» Directions
In your copy, reproduce the entries exactly as they are, minus the images.

» Working data
^^^^^^^^

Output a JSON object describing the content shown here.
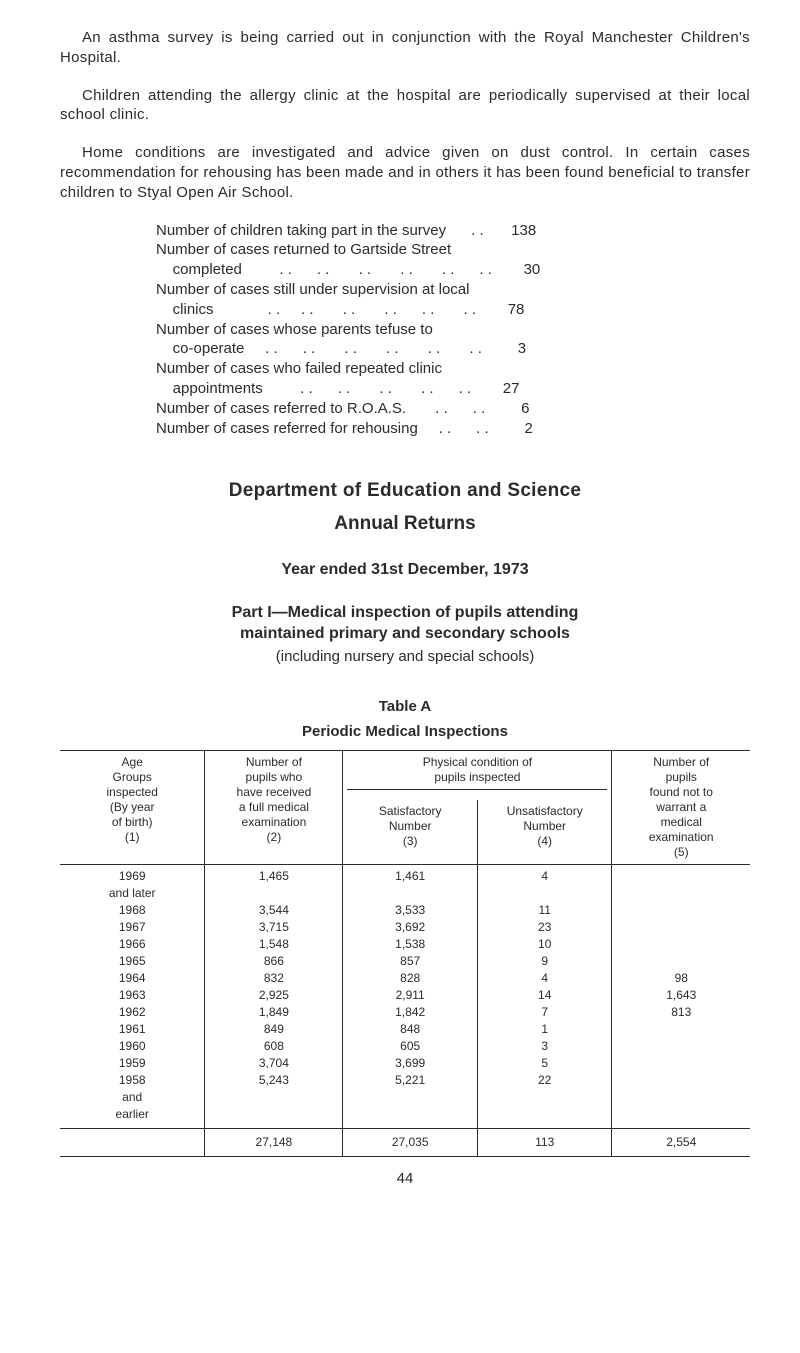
{
  "paras": {
    "p1": "An asthma survey is being carried out in conjunction with the Royal Manchester Children's Hospital.",
    "p2": "Children attending the allergy clinic at the hospital are periodically supervised at their local school clinic.",
    "p3": "Home conditions are investigated and advice given on dust control. In certain cases recommendation for rehousing has been made and in others it has been found beneficial to transfer children to Styal Open Air School."
  },
  "stats": [
    {
      "label": "Number of children taking part in the survey",
      "dots": "      . .",
      "value": "138",
      "indent": 0
    },
    {
      "label": "Number of cases returned to Gartside Street",
      "dots": "",
      "value": " ",
      "indent": 0
    },
    {
      "label": "completed         . .      . .       . .       . .       . .      . .",
      "dots": "",
      "value": "30",
      "indent": 1
    },
    {
      "label": "Number of cases still under supervision at local",
      "dots": "",
      "value": " ",
      "indent": 0
    },
    {
      "label": "clinics             . .     . .       . .       . .      . .       . .",
      "dots": "",
      "value": "78",
      "indent": 1
    },
    {
      "label": "Number of cases whose parents tefuse to",
      "dots": "",
      "value": " ",
      "indent": 0
    },
    {
      "label": "co-operate     . .      . .       . .       . .       . .       . .",
      "dots": "",
      "value": "3",
      "indent": 1
    },
    {
      "label": "Number of cases who failed repeated clinic",
      "dots": "",
      "value": " ",
      "indent": 0
    },
    {
      "label": "appointments         . .      . .       . .       . .      . .",
      "dots": "",
      "value": "27",
      "indent": 1
    },
    {
      "label": "Number of cases referred to R.O.A.S.       . .      . .",
      "dots": "",
      "value": "6",
      "indent": 0
    },
    {
      "label": "Number of cases referred for rehousing     . .      . .",
      "dots": "",
      "value": "2",
      "indent": 0
    }
  ],
  "headings": {
    "h1": "Department of Education and Science",
    "h2": "Annual Returns",
    "h3": "Year ended 31st December, 1973",
    "h4a": "Part I—Medical inspection of pupils attending",
    "h4b": "maintained primary and secondary schools",
    "h4sub": "(including nursery and special schools)",
    "tcap": "Table A",
    "tsub": "Periodic Medical Inspections"
  },
  "table": {
    "head": {
      "c1a": "Age",
      "c1b": "Groups",
      "c1c": "inspected",
      "c1d": "(By year",
      "c1e": "of birth)",
      "c1f": "(1)",
      "c2a": "Number of",
      "c2b": "pupils who",
      "c2c": "have received",
      "c2d": "a full medical",
      "c2e": "examination",
      "c2f": "(2)",
      "spa": "Physical condition of",
      "spb": "pupils inspected",
      "c3a": "Satisfactory",
      "c3b": "Number",
      "c3c": "(3)",
      "c4a": "Unsatisfactory",
      "c4b": "Number",
      "c4c": "(4)",
      "c5a": "Number of",
      "c5b": "pupils",
      "c5c": "found not to",
      "c5d": "warrant a",
      "c5e": "medical",
      "c5f": "examination",
      "c5g": "(5)"
    },
    "rows": [
      {
        "c1": "1969",
        "c2": "1,465",
        "c3": "1,461",
        "c4": "4",
        "c5": ""
      },
      {
        "c1": "and later",
        "c2": "",
        "c3": "",
        "c4": "",
        "c5": ""
      },
      {
        "c1": "1968",
        "c2": "3,544",
        "c3": "3,533",
        "c4": "11",
        "c5": ""
      },
      {
        "c1": "1967",
        "c2": "3,715",
        "c3": "3,692",
        "c4": "23",
        "c5": ""
      },
      {
        "c1": "1966",
        "c2": "1,548",
        "c3": "1,538",
        "c4": "10",
        "c5": ""
      },
      {
        "c1": "1965",
        "c2": "866",
        "c3": "857",
        "c4": "9",
        "c5": ""
      },
      {
        "c1": "1964",
        "c2": "832",
        "c3": "828",
        "c4": "4",
        "c5": "98"
      },
      {
        "c1": "1963",
        "c2": "2,925",
        "c3": "2,911",
        "c4": "14",
        "c5": "1,643"
      },
      {
        "c1": "1962",
        "c2": "1,849",
        "c3": "1,842",
        "c4": "7",
        "c5": "813"
      },
      {
        "c1": "1961",
        "c2": "849",
        "c3": "848",
        "c4": "1",
        "c5": ""
      },
      {
        "c1": "1960",
        "c2": "608",
        "c3": "605",
        "c4": "3",
        "c5": ""
      },
      {
        "c1": "1959",
        "c2": "3,704",
        "c3": "3,699",
        "c4": "5",
        "c5": ""
      },
      {
        "c1": "1958",
        "c2": "5,243",
        "c3": "5,221",
        "c4": "22",
        "c5": ""
      },
      {
        "c1": "and",
        "c2": "",
        "c3": "",
        "c4": "",
        "c5": ""
      },
      {
        "c1": "earlier",
        "c2": "",
        "c3": "",
        "c4": "",
        "c5": ""
      }
    ],
    "totals": {
      "c2": "27,148",
      "c3": "27,035",
      "c4": "113",
      "c5": "2,554"
    }
  },
  "page_num": "44"
}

^^^^^^^^

» Reply to the task
Output a JSON object describing the content shown here.
{
  "paras": {
    "p1": "An asthma survey is being carried out in conjunction with the Royal Manchester Children's Hospital.",
    "p2": "Children attending the allergy clinic at the hospital are periodically supervised at their local school clinic.",
    "p3": "Home conditions are investigated and advice given on dust control. In certain cases recommendation for rehousing has been made and in others it has been found beneficial to transfer children to Styal Open Air School."
  },
  "stats": [
    {
      "label": "Number of children taking part in the survey",
      "dots": "      . .",
      "value": "138",
      "indent": 0
    },
    {
      "label": "Number of cases returned to Gartside Street",
      "dots": "",
      "value": " ",
      "indent": 0
    },
    {
      "label": "completed         . .      . .       . .       . .       . .      . .",
      "dots": "",
      "value": "30",
      "indent": 1
    },
    {
      "label": "Number of cases still under supervision at local",
      "dots": "",
      "value": " ",
      "indent": 0
    },
    {
      "label": "clinics             . .     . .       . .       . .      . .       . .",
      "dots": "",
      "value": "78",
      "indent": 1
    },
    {
      "label": "Number of cases whose parents tefuse to",
      "dots": "",
      "value": " ",
      "indent": 0
    },
    {
      "label": "co-operate     . .      . .       . .       . .       . .       . .",
      "dots": "",
      "value": "3",
      "indent": 1
    },
    {
      "label": "Number of cases who failed repeated clinic",
      "dots": "",
      "value": " ",
      "indent": 0
    },
    {
      "label": "appointments         . .      . .       . .       . .      . .",
      "dots": "",
      "value": "27",
      "indent": 1
    },
    {
      "label": "Number of cases referred to R.O.A.S.       . .      . .",
      "dots": "",
      "value": "6",
      "indent": 0
    },
    {
      "label": "Number of cases referred for rehousing     . .      . .",
      "dots": "",
      "value": "2",
      "indent": 0
    }
  ],
  "headings": {
    "h1": "Department of Education and Science",
    "h2": "Annual Returns",
    "h3": "Year ended 31st December, 1973",
    "h4a": "Part I—Medical inspection of pupils attending",
    "h4b": "maintained primary and secondary schools",
    "h4sub": "(including nursery and special schools)",
    "tcap": "Table A",
    "tsub": "Periodic Medical Inspections"
  },
  "table": {
    "head": {
      "c1a": "Age",
      "c1b": "Groups",
      "c1c": "inspected",
      "c1d": "(By year",
      "c1e": "of birth)",
      "c1f": "(1)",
      "c2a": "Number of",
      "c2b": "pupils who",
      "c2c": "have received",
      "c2d": "a full medical",
      "c2e": "examination",
      "c2f": "(2)",
      "spa": "Physical condition of",
      "spb": "pupils inspected",
      "c3a": "Satisfactory",
      "c3b": "Number",
      "c3c": "(3)",
      "c4a": "Unsatisfactory",
      "c4b": "Number",
      "c4c": "(4)",
      "c5a": "Number of",
      "c5b": "pupils",
      "c5c": "found not to",
      "c5d": "warrant a",
      "c5e": "medical",
      "c5f": "examination",
      "c5g": "(5)"
    },
    "rows": [
      {
        "c1": "1969",
        "c2": "1,465",
        "c3": "1,461",
        "c4": "4",
        "c5": ""
      },
      {
        "c1": "and later",
        "c2": "",
        "c3": "",
        "c4": "",
        "c5": ""
      },
      {
        "c1": "1968",
        "c2": "3,544",
        "c3": "3,533",
        "c4": "11",
        "c5": ""
      },
      {
        "c1": "1967",
        "c2": "3,715",
        "c3": "3,692",
        "c4": "23",
        "c5": ""
      },
      {
        "c1": "1966",
        "c2": "1,548",
        "c3": "1,538",
        "c4": "10",
        "c5": ""
      },
      {
        "c1": "1965",
        "c2": "866",
        "c3": "857",
        "c4": "9",
        "c5": ""
      },
      {
        "c1": "1964",
        "c2": "832",
        "c3": "828",
        "c4": "4",
        "c5": "98"
      },
      {
        "c1": "1963",
        "c2": "2,925",
        "c3": "2,911",
        "c4": "14",
        "c5": "1,643"
      },
      {
        "c1": "1962",
        "c2": "1,849",
        "c3": "1,842",
        "c4": "7",
        "c5": "813"
      },
      {
        "c1": "1961",
        "c2": "849",
        "c3": "848",
        "c4": "1",
        "c5": ""
      },
      {
        "c1": "1960",
        "c2": "608",
        "c3": "605",
        "c4": "3",
        "c5": ""
      },
      {
        "c1": "1959",
        "c2": "3,704",
        "c3": "3,699",
        "c4": "5",
        "c5": ""
      },
      {
        "c1": "1958",
        "c2": "5,243",
        "c3": "5,221",
        "c4": "22",
        "c5": ""
      },
      {
        "c1": "and",
        "c2": "",
        "c3": "",
        "c4": "",
        "c5": ""
      },
      {
        "c1": "earlier",
        "c2": "",
        "c3": "",
        "c4": "",
        "c5": ""
      }
    ],
    "totals": {
      "c2": "27,148",
      "c3": "27,035",
      "c4": "113",
      "c5": "2,554"
    }
  },
  "page_num": "44"
}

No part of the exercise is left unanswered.